Below are some entries. Copy each line that holds the string "JSON".

BEGIN INFORMATION PROVIDED

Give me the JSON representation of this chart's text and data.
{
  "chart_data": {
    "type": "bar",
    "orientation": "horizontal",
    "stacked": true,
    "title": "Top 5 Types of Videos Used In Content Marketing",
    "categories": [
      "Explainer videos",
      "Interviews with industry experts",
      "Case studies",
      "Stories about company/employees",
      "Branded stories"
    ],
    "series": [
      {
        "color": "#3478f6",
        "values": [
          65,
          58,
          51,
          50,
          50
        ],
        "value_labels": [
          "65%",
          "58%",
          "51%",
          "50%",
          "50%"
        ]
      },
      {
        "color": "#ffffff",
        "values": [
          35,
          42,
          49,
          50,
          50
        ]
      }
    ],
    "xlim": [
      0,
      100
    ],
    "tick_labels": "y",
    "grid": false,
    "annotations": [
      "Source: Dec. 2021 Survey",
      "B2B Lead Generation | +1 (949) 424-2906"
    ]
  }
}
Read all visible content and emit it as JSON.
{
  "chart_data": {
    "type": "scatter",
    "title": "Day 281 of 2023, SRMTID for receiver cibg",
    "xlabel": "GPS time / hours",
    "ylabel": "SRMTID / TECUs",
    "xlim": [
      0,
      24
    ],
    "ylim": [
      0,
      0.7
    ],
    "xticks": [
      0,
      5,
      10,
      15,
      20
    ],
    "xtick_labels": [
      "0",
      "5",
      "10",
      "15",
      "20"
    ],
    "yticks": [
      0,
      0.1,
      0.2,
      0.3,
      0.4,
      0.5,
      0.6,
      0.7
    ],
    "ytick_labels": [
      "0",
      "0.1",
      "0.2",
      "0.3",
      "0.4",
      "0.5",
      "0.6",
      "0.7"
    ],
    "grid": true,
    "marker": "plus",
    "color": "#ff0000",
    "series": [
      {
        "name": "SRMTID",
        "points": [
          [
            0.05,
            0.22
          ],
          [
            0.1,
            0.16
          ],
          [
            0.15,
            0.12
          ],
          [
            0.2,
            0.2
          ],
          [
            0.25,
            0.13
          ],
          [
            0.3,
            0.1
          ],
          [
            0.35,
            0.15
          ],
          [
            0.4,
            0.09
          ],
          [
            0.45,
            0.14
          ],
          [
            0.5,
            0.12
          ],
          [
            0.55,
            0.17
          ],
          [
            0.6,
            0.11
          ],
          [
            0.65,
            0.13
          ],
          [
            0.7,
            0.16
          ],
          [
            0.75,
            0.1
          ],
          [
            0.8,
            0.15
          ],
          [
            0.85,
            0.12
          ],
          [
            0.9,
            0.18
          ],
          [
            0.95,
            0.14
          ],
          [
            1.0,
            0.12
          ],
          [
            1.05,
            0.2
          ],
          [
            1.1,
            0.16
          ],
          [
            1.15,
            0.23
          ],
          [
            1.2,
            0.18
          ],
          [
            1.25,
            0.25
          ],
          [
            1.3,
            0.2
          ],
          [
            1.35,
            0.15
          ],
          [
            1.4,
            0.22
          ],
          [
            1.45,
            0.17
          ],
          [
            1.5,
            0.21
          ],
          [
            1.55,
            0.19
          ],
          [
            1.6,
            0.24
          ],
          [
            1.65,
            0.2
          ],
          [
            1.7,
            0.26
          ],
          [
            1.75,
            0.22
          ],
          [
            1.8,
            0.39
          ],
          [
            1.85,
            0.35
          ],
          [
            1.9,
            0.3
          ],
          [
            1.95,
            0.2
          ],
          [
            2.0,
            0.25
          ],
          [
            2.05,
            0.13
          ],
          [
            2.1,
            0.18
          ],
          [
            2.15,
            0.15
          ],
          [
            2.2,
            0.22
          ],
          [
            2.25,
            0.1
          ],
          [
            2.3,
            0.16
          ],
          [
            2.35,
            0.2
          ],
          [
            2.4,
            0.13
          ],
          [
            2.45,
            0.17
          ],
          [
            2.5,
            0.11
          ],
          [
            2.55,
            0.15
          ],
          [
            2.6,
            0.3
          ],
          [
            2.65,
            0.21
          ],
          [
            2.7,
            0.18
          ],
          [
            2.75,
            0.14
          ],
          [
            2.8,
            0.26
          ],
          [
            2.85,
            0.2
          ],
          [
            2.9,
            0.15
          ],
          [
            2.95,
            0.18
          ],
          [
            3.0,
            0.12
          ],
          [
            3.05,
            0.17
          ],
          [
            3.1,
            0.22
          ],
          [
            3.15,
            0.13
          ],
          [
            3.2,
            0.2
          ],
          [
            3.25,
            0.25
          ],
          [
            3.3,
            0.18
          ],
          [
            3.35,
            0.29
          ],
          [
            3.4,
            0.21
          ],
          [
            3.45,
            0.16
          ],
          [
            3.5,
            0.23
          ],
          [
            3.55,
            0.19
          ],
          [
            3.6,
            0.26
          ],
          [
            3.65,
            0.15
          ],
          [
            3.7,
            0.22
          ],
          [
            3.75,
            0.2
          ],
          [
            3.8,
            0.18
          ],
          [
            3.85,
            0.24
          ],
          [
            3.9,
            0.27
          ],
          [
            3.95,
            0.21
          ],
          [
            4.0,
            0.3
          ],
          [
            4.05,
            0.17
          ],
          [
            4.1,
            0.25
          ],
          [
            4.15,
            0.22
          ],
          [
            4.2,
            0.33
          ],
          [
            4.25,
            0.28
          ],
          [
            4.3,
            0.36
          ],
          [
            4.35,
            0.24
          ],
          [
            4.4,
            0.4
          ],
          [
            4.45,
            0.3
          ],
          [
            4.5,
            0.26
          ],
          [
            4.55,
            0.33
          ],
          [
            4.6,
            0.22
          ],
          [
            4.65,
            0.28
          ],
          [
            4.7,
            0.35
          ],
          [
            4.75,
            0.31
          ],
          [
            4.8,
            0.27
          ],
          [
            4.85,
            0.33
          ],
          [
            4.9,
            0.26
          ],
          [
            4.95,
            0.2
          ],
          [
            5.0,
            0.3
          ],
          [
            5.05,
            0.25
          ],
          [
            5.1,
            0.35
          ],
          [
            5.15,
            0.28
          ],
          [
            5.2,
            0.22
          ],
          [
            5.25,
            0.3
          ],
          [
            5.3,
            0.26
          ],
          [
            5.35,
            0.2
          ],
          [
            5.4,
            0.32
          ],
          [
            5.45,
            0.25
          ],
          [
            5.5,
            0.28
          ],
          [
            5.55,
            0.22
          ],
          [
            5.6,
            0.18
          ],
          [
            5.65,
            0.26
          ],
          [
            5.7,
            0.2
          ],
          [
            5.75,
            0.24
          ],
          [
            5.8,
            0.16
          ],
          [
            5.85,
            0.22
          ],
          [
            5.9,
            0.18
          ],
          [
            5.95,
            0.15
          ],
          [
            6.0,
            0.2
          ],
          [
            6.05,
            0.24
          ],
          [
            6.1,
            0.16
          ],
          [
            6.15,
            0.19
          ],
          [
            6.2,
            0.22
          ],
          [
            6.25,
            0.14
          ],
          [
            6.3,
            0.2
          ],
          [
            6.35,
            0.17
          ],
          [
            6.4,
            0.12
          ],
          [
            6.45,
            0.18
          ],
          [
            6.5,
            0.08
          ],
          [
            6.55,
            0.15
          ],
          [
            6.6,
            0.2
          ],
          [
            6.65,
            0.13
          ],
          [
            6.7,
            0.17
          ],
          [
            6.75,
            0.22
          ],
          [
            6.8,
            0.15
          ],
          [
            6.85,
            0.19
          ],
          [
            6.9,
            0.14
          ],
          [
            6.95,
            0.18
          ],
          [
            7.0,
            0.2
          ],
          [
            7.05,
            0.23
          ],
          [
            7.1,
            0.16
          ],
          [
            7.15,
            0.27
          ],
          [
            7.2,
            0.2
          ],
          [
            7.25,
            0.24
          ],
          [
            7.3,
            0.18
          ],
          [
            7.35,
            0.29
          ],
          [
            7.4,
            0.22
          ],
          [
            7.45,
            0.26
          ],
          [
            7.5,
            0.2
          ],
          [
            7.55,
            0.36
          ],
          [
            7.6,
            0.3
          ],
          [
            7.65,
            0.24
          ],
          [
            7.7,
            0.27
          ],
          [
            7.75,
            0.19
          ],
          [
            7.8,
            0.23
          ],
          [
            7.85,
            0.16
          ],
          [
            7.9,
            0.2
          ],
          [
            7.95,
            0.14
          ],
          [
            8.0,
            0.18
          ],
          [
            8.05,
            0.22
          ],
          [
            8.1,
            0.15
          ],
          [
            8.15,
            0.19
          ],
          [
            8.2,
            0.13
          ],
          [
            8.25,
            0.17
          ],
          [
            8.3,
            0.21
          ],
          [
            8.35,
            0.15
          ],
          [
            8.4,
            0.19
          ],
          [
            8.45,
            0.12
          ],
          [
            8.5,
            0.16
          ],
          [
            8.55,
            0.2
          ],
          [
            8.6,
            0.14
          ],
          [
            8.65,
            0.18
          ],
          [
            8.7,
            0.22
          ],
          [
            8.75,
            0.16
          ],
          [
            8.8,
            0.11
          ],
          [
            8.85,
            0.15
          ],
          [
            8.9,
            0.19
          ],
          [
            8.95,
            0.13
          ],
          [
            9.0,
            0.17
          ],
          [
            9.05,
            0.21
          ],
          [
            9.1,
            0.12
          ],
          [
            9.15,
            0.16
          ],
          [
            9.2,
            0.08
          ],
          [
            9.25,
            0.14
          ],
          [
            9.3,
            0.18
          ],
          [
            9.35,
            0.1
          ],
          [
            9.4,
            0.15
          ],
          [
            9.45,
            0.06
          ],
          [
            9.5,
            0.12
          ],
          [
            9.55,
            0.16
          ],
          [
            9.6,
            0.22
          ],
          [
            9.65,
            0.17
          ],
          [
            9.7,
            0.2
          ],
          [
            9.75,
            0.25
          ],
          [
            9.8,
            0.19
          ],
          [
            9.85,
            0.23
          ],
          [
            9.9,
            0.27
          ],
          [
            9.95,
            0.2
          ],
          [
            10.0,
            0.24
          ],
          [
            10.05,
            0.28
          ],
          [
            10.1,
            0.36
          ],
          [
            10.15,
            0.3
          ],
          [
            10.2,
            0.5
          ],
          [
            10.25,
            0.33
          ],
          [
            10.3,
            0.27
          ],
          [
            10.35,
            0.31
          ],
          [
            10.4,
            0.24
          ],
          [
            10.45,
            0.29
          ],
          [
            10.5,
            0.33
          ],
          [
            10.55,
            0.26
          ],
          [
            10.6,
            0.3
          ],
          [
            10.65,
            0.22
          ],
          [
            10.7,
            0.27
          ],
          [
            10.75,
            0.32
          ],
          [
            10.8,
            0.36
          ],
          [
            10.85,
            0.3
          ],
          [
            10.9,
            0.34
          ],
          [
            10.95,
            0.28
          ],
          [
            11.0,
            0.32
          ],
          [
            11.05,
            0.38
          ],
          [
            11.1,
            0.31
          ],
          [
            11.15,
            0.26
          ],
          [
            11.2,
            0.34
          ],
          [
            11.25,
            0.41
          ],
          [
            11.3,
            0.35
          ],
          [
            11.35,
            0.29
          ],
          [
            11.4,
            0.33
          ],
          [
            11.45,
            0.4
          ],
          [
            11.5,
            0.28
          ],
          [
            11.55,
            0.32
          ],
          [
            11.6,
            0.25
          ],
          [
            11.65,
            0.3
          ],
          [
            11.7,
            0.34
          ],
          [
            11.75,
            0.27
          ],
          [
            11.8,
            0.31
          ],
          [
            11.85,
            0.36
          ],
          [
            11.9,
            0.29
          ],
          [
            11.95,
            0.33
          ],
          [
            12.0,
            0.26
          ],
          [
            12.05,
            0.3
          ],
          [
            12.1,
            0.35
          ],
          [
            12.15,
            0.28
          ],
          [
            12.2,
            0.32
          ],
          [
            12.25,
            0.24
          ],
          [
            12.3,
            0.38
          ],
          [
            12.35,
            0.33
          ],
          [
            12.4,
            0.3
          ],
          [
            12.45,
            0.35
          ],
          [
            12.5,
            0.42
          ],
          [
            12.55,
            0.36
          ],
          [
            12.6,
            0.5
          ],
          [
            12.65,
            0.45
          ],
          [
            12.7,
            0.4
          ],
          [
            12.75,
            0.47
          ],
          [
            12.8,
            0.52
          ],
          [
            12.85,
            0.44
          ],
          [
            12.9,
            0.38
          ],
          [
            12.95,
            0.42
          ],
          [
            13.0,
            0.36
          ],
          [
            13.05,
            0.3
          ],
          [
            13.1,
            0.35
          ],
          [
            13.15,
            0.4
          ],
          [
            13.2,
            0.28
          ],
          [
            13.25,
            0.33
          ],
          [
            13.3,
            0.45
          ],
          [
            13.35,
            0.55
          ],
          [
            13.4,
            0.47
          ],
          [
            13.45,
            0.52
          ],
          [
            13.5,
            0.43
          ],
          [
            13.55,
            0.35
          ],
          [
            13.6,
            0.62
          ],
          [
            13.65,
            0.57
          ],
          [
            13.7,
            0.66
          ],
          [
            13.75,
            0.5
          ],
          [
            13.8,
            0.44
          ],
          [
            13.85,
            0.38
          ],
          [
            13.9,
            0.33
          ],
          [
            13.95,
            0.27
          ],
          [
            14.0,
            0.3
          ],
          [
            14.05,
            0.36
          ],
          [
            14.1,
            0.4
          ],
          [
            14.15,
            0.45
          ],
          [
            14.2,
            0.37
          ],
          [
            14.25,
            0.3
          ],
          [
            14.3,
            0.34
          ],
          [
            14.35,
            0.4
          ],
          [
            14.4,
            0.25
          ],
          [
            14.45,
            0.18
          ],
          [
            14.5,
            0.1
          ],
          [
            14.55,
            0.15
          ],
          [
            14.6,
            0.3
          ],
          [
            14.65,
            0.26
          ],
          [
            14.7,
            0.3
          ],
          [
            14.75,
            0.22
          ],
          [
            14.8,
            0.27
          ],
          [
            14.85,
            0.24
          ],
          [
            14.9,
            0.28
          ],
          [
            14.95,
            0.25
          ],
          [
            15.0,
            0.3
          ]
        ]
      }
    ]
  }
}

END INFORMATION PROVIDED

## CORRECT ANSWER
Give me the JSON representation of this chart's text and data.
Read all visible content and emit it as JSON.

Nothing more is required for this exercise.